• _Objective_
From the entries below, extract every line that includes the word "JSON".

• _Listed records_
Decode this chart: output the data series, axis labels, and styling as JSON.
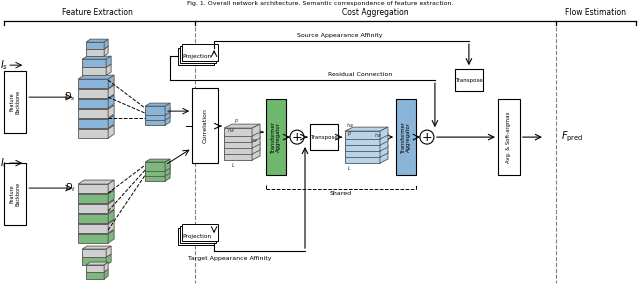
{
  "sections": [
    "Feature Extraction",
    "Cost Aggregation",
    "Flow Estimation"
  ],
  "section_dividers": [
    0.305,
    0.87
  ],
  "bg_color": "#ffffff",
  "figsize": [
    6.4,
    2.93
  ],
  "dpi": 100,
  "blue_fc": "#8ab4d8",
  "blue_fc2": "#b8d4ea",
  "gray_fc": "#d0d0d0",
  "green_fc": "#7db87d",
  "green_fc2": "#a8d0a8",
  "ta1_color": "#6db86d",
  "ta2_color": "#8ab4d8"
}
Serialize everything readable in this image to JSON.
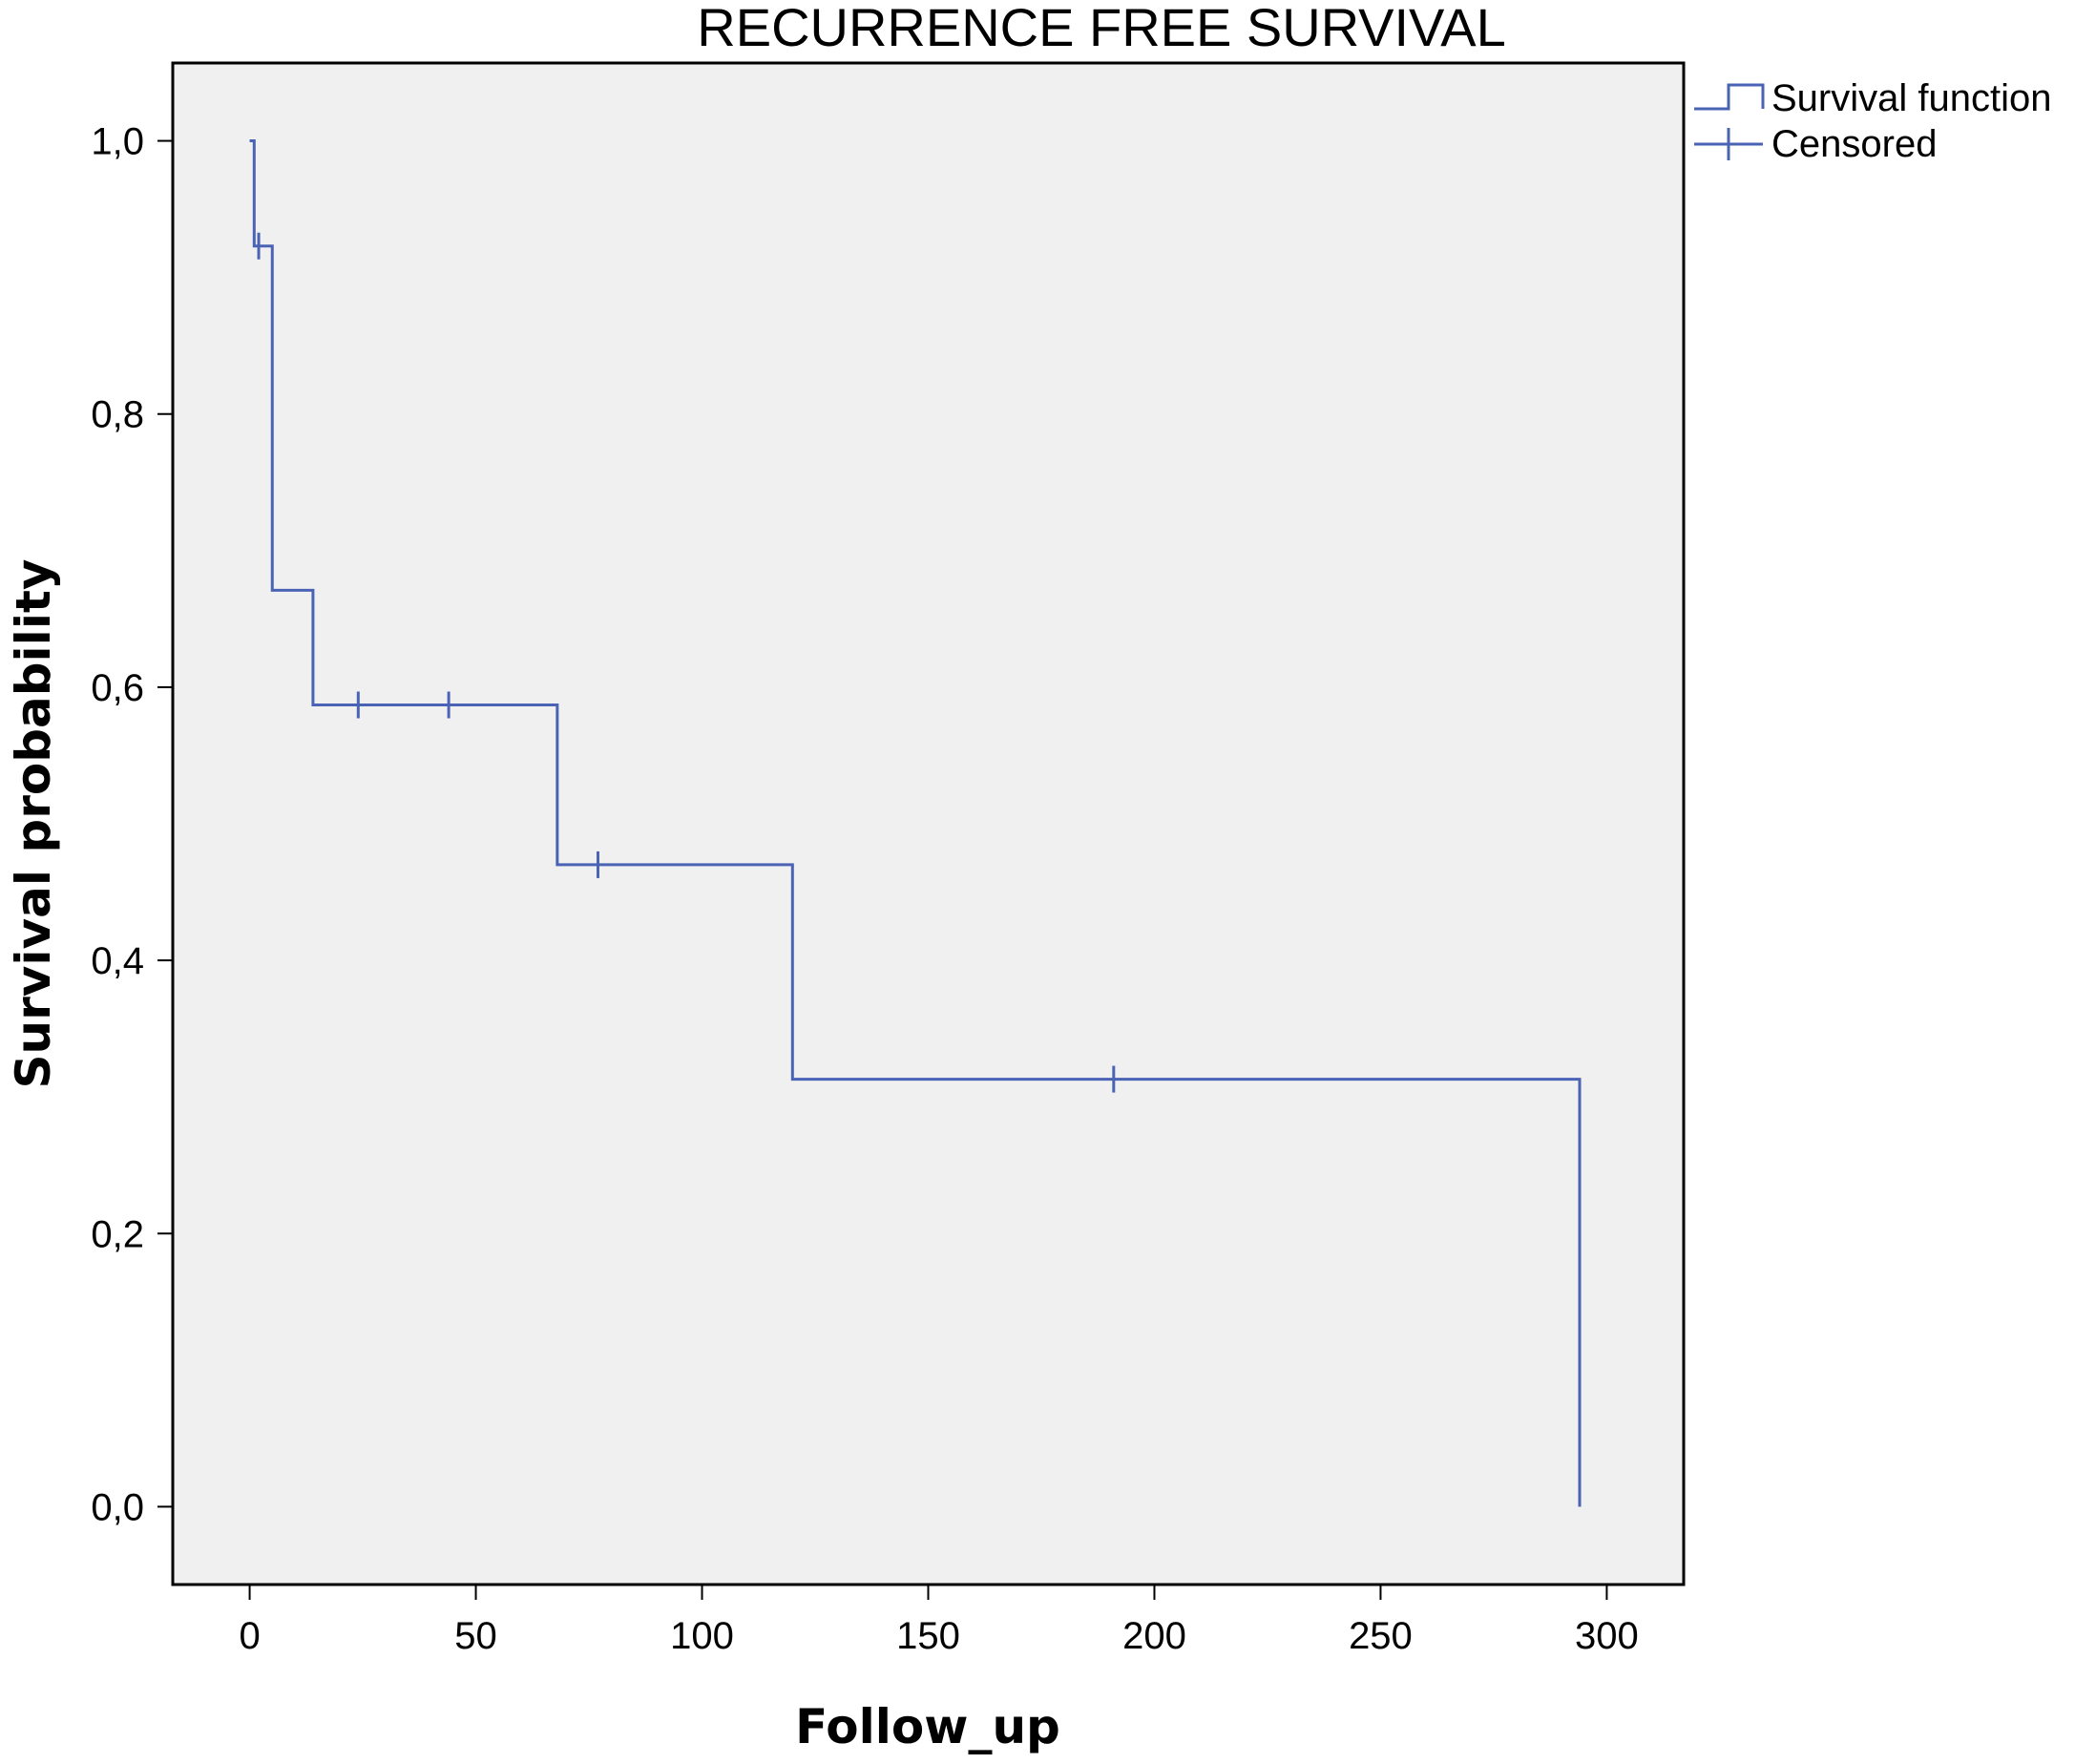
{
  "chart_data": {
    "type": "line",
    "subtype": "kaplan-meier-step",
    "title": "RECURRENCE FREE SURVIVAL",
    "xlabel": "Follow_up",
    "ylabel": "Survival probability",
    "xlim": [
      -17,
      317
    ],
    "ylim": [
      -0.057,
      1.057
    ],
    "xticks": [
      0,
      50,
      100,
      150,
      200,
      250,
      300
    ],
    "xtick_labels": [
      "0",
      "50",
      "100",
      "150",
      "200",
      "250",
      "300"
    ],
    "yticks": [
      0.0,
      0.2,
      0.4,
      0.6,
      0.8,
      1.0
    ],
    "ytick_labels": [
      "0,0",
      "0,2",
      "0,4",
      "0,6",
      "0,8",
      "1,0"
    ],
    "grid": false,
    "legend_position": "outside-top-right",
    "colors": {
      "line": "#4a63b5",
      "plot_background": "#f0f0f0",
      "frame": "#000000"
    },
    "series": [
      {
        "name": "Survival function",
        "kind": "step",
        "steps": [
          {
            "time": 0,
            "survival": 1.0
          },
          {
            "time": 1,
            "survival": 0.923
          },
          {
            "time": 5,
            "survival": 0.671
          },
          {
            "time": 14,
            "survival": 0.587
          },
          {
            "time": 68,
            "survival": 0.47
          },
          {
            "time": 120,
            "survival": 0.313
          },
          {
            "time": 294,
            "survival": 0.0
          }
        ]
      },
      {
        "name": "Censored",
        "kind": "censor-marks",
        "points": [
          {
            "time": 2,
            "survival": 0.923
          },
          {
            "time": 24,
            "survival": 0.587
          },
          {
            "time": 44,
            "survival": 0.587
          },
          {
            "time": 77,
            "survival": 0.47
          },
          {
            "time": 191,
            "survival": 0.313
          }
        ]
      }
    ]
  }
}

• _Answer to the task_
Decode this chart: output the data series, axis labels, and styling as JSON.
Serialize everything readable in this image to JSON.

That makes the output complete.